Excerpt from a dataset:
--------------------------------

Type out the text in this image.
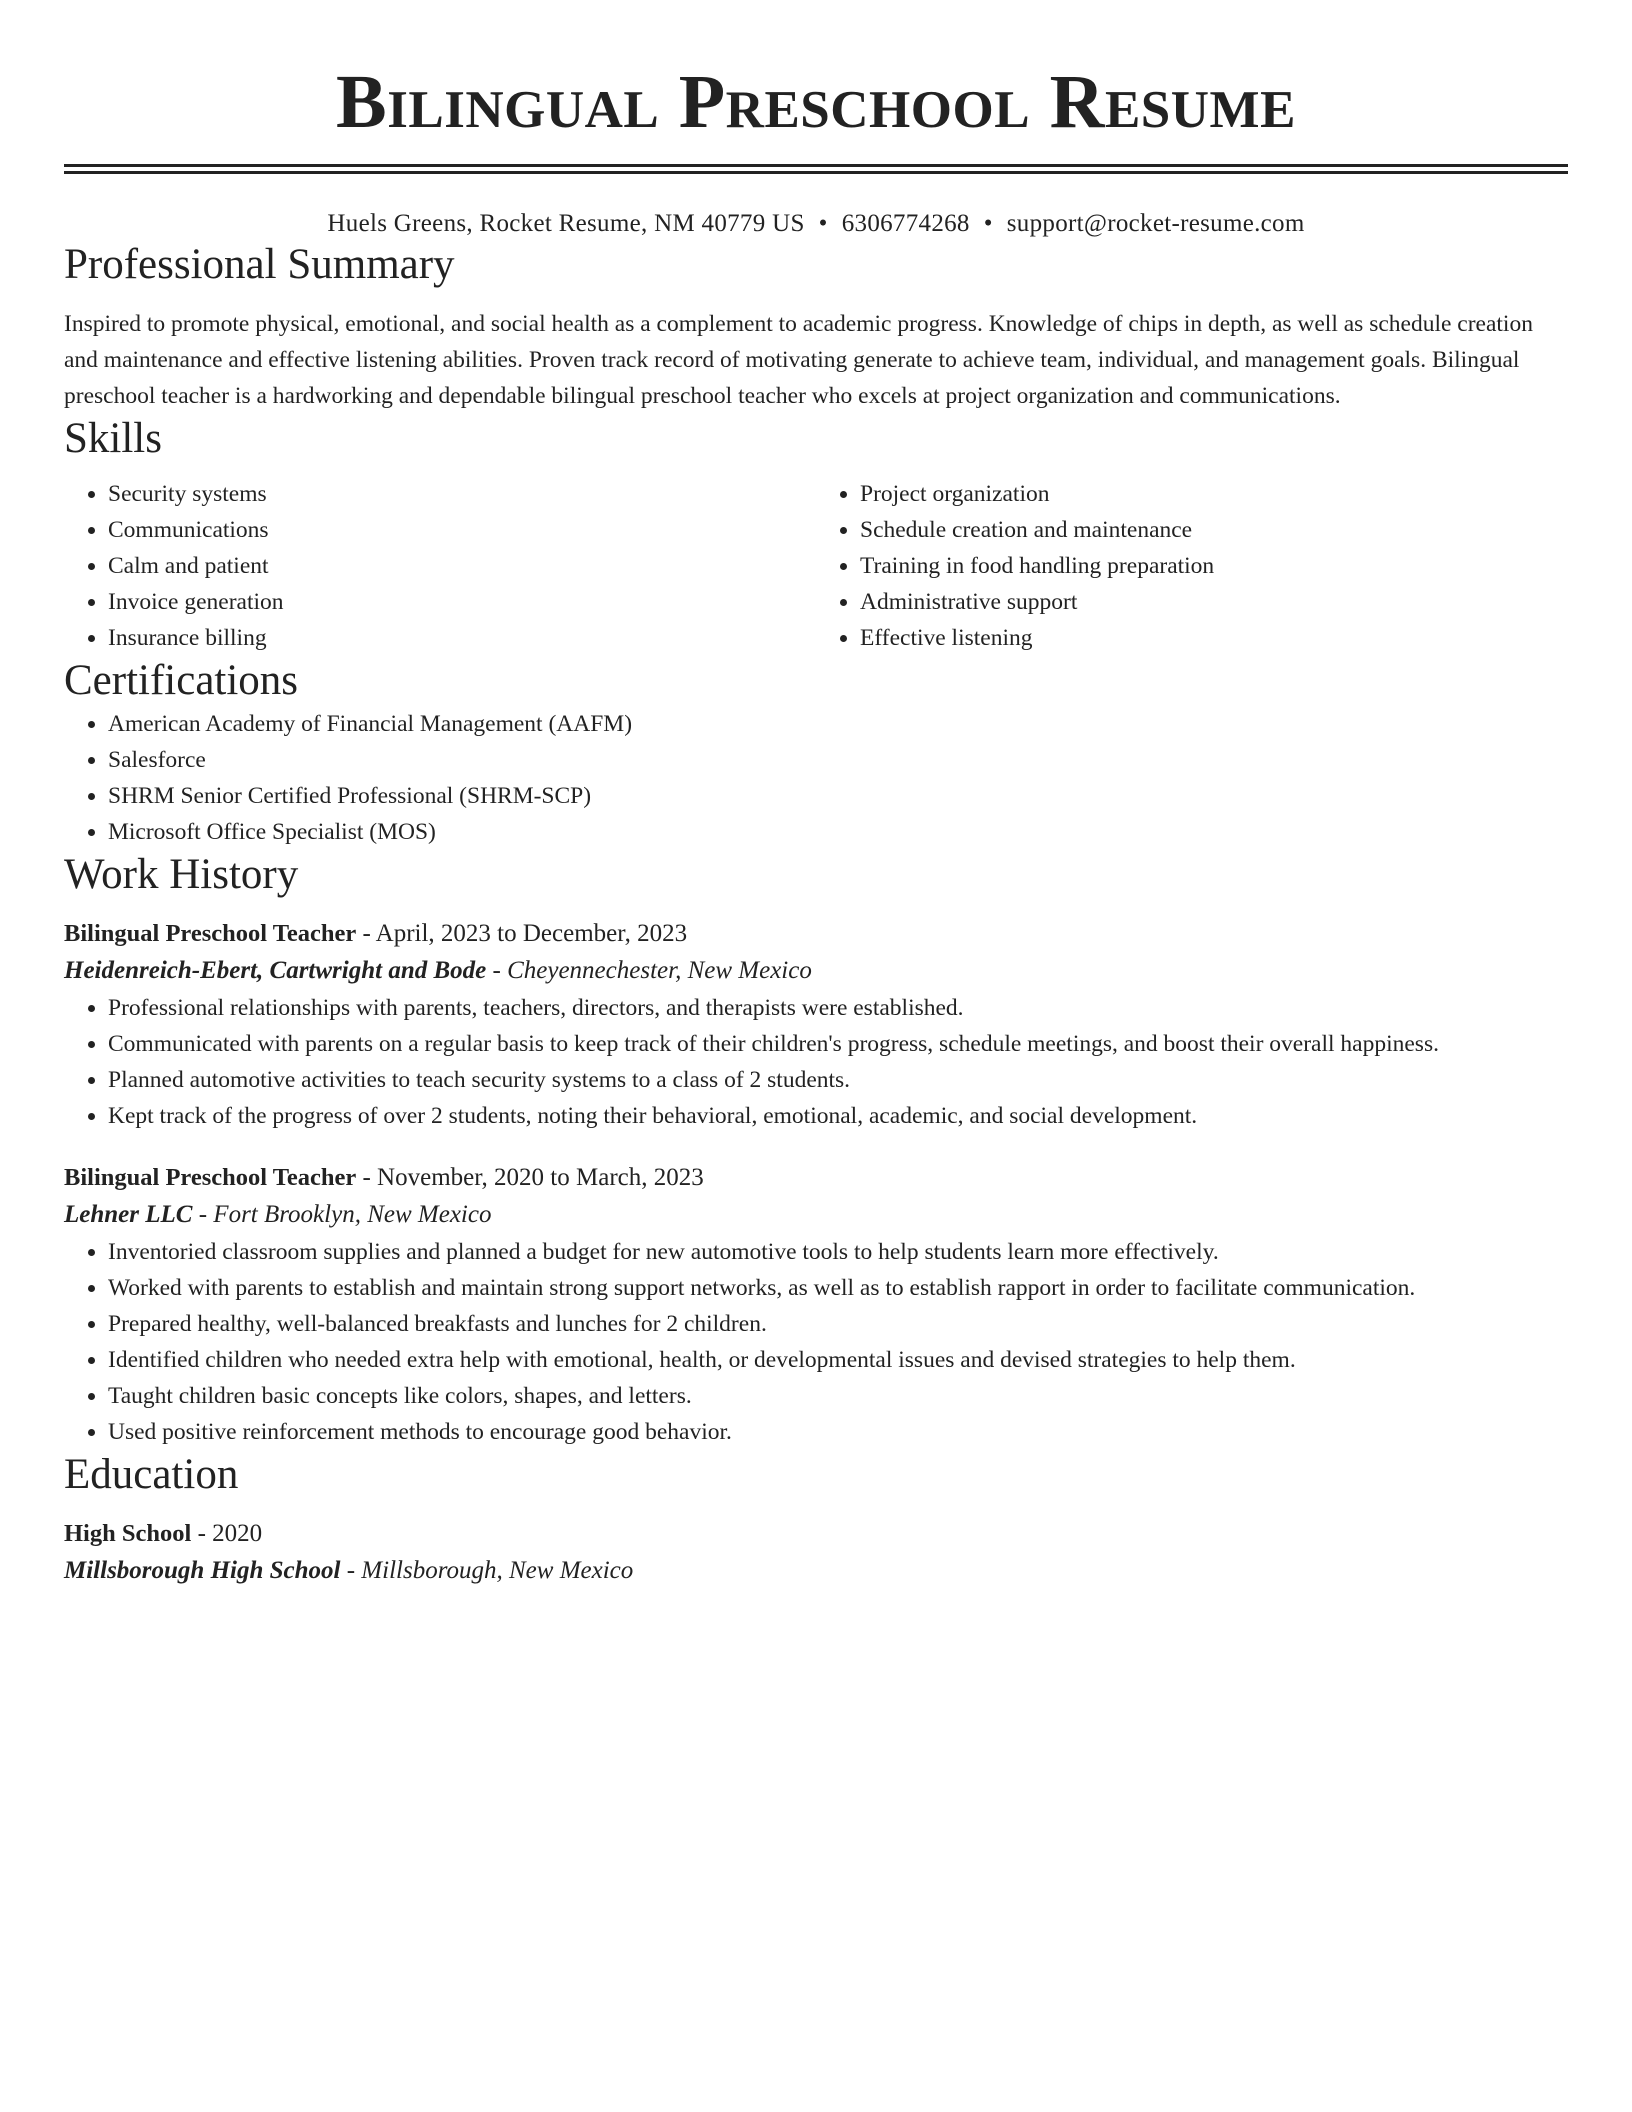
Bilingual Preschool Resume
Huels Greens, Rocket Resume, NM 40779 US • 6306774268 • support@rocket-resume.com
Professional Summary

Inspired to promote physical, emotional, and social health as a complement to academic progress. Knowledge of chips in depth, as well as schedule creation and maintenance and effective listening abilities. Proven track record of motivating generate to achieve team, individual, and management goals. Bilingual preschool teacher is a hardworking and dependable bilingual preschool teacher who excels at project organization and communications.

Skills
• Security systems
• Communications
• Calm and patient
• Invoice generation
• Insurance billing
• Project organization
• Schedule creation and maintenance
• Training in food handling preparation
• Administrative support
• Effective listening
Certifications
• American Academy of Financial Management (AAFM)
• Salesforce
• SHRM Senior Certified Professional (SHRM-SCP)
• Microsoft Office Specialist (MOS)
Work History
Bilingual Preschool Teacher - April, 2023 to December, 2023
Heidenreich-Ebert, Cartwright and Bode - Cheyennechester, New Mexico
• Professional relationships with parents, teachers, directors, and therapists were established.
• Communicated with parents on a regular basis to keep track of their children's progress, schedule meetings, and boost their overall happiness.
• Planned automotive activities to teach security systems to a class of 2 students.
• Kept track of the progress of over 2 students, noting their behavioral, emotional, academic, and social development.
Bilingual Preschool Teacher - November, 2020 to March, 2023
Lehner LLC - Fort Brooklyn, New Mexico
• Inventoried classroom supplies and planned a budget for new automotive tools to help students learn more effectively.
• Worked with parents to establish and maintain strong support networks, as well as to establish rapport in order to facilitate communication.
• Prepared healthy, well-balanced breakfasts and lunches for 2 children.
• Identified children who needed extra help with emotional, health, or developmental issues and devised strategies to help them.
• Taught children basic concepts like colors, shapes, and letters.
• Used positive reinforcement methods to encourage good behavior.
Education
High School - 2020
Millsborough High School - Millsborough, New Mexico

--------------------------------

Exercise brief: Show every line of the listing in which the string "High" can be found.

Reply:
High School - 2020
Millsborough High School - Millsborough, New Mexico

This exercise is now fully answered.